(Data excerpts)
-- begin --

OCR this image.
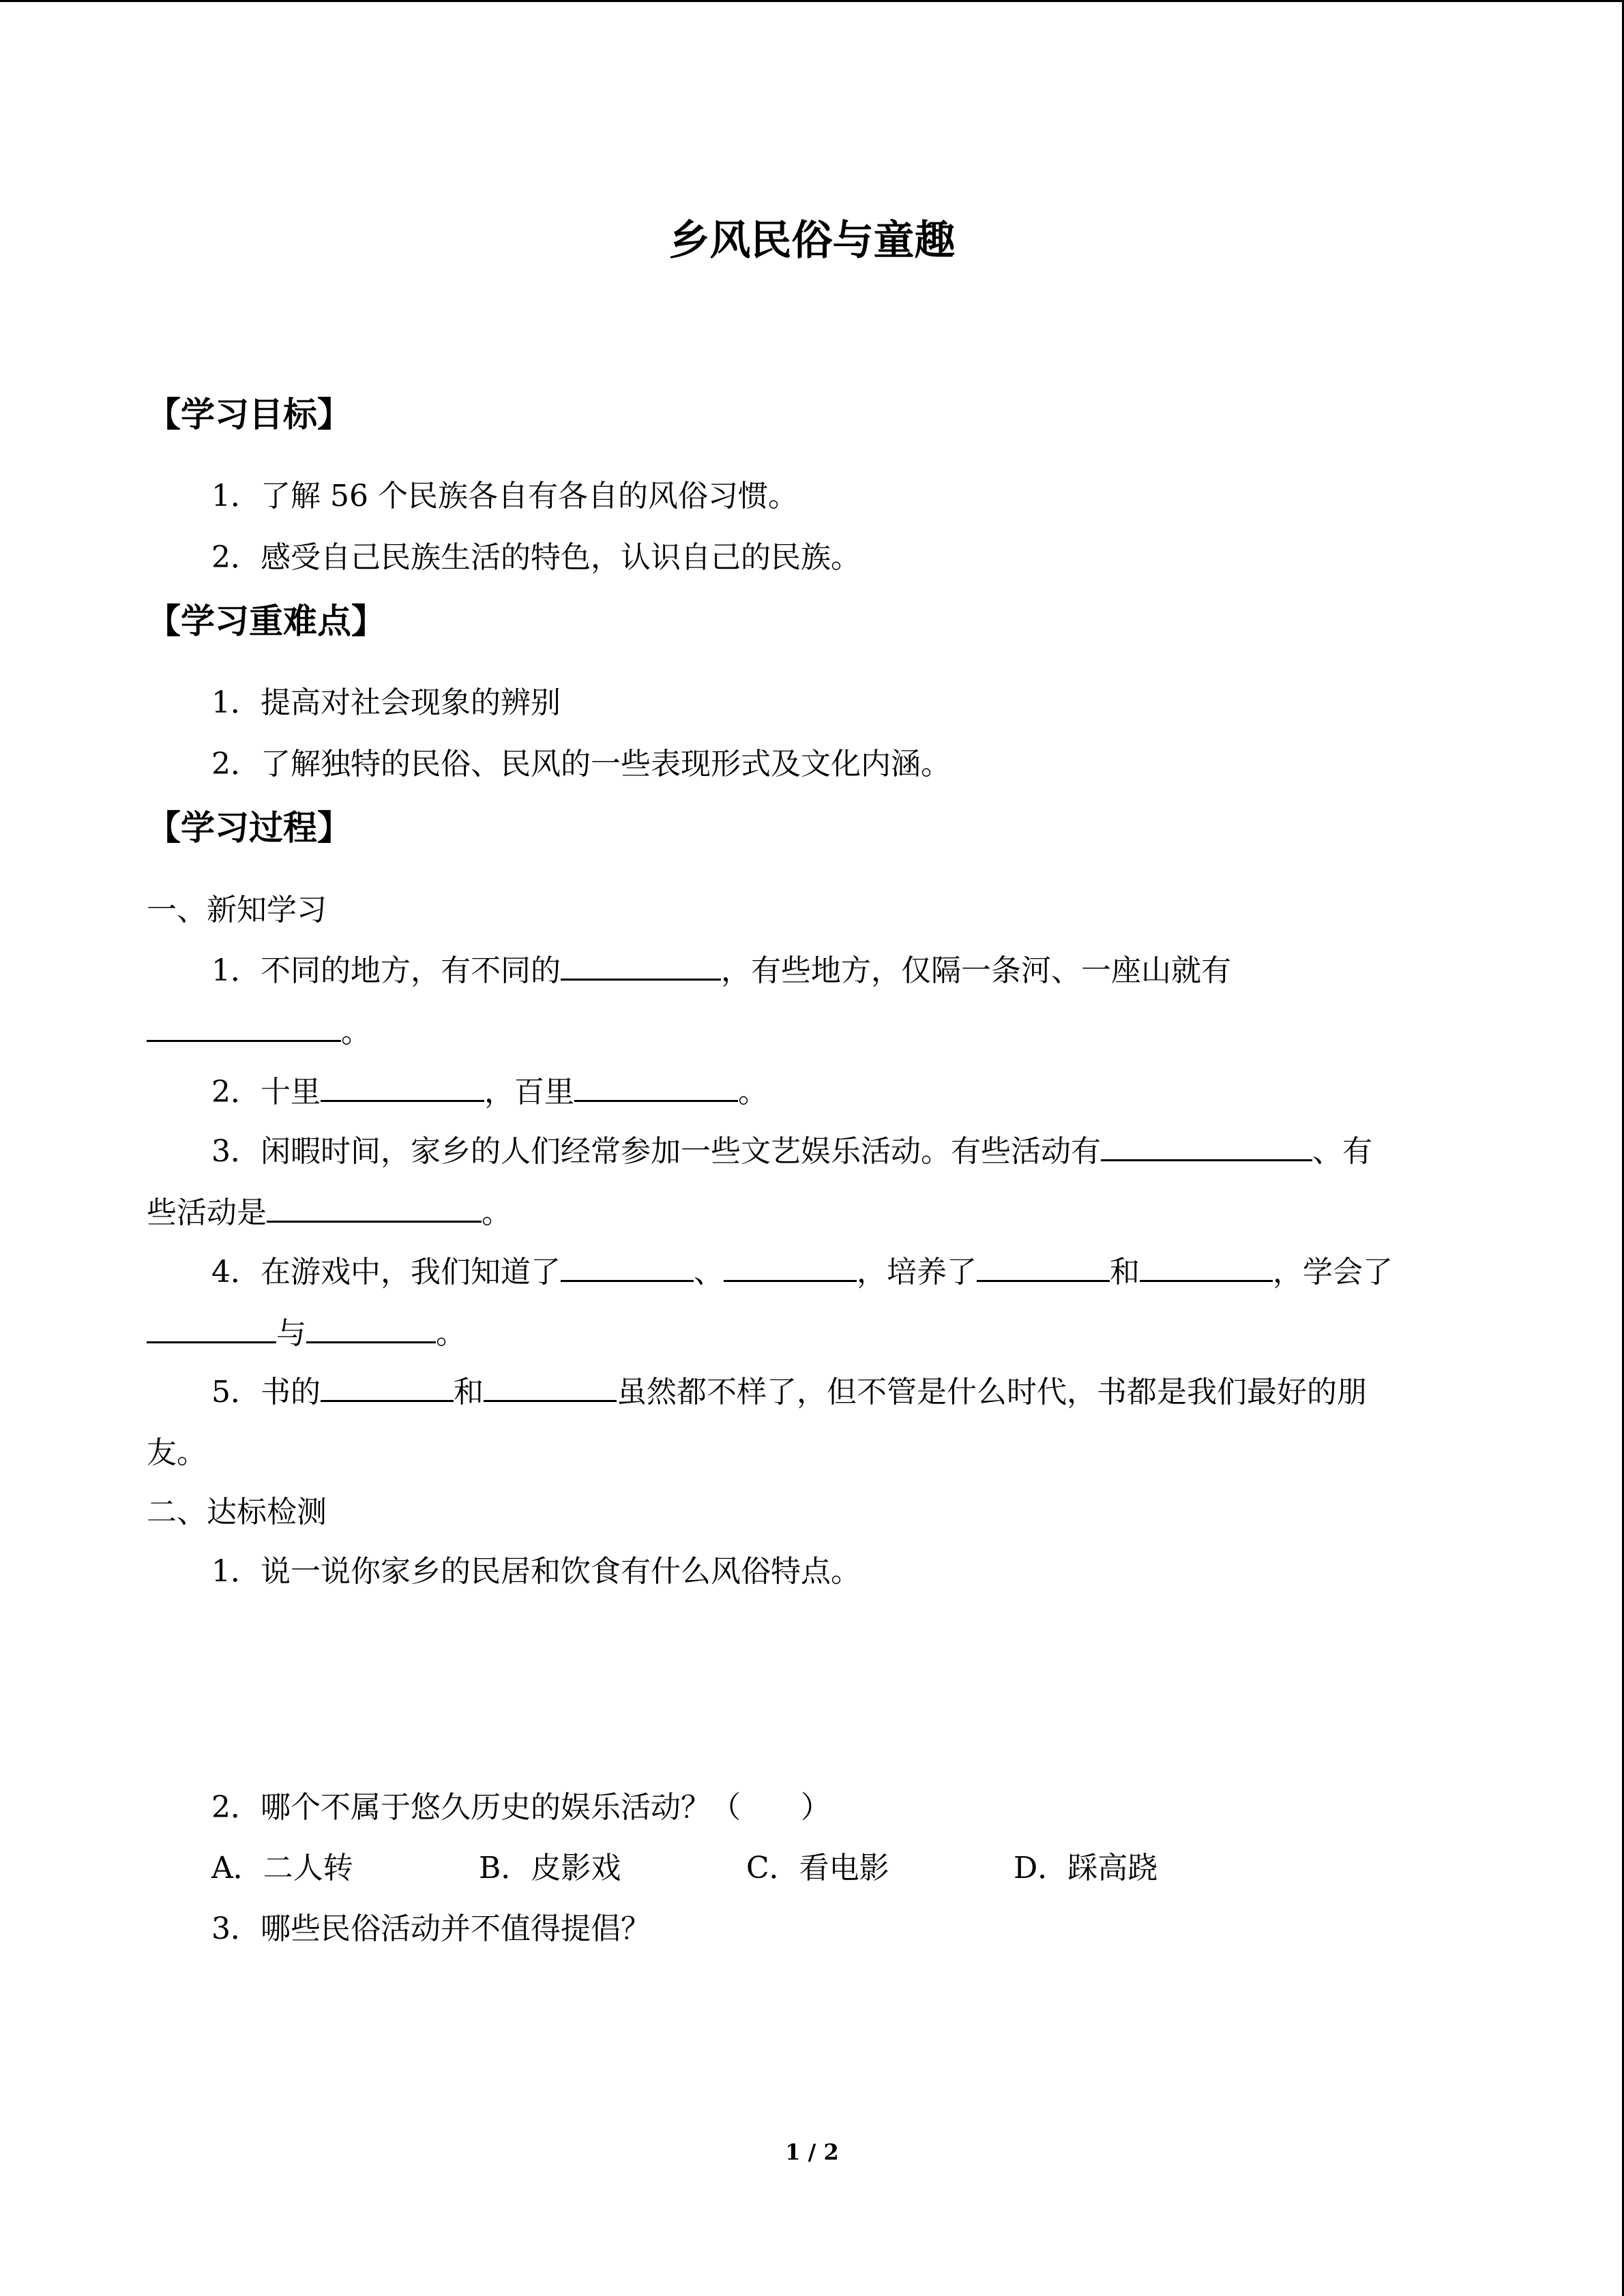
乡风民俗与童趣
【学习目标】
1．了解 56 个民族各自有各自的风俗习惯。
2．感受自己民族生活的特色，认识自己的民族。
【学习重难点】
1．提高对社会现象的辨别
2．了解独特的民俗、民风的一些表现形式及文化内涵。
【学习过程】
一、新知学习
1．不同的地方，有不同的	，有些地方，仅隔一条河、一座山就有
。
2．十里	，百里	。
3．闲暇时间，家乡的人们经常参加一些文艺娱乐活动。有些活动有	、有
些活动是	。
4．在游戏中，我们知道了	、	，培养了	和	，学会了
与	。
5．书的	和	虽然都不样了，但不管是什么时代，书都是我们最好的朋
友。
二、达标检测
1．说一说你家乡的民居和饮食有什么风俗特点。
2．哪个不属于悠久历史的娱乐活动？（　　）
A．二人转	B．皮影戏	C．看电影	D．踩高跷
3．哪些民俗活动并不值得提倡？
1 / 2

-- end --

Short exercise. Every entry must be transcribed exactly. Pictures do not belong in the copy.

In response.
OCR this image.
乡风民俗与童趣
【学习目标】
1．了解 56 个民族各自有各自的风俗习惯。
2．感受自己民族生活的特色，认识自己的民族。
【学习重难点】
1．提高对社会现象的辨别
2．了解独特的民俗、民风的一些表现形式及文化内涵。
【学习过程】
一、新知学习
1．不同的地方，有不同的	，有些地方，仅隔一条河、一座山就有
。
2．十里	，百里	。
3．闲暇时间，家乡的人们经常参加一些文艺娱乐活动。有些活动有	、有
些活动是	。
4．在游戏中，我们知道了	、	，培养了	和	，学会了
与	。
5．书的	和	虽然都不样了，但不管是什么时代，书都是我们最好的朋
友。
二、达标检测
1．说一说你家乡的民居和饮食有什么风俗特点。
2．哪个不属于悠久历史的娱乐活动？（　　）
A．二人转	B．皮影戏	C．看电影	D．踩高跷
3．哪些民俗活动并不值得提倡？
1 / 2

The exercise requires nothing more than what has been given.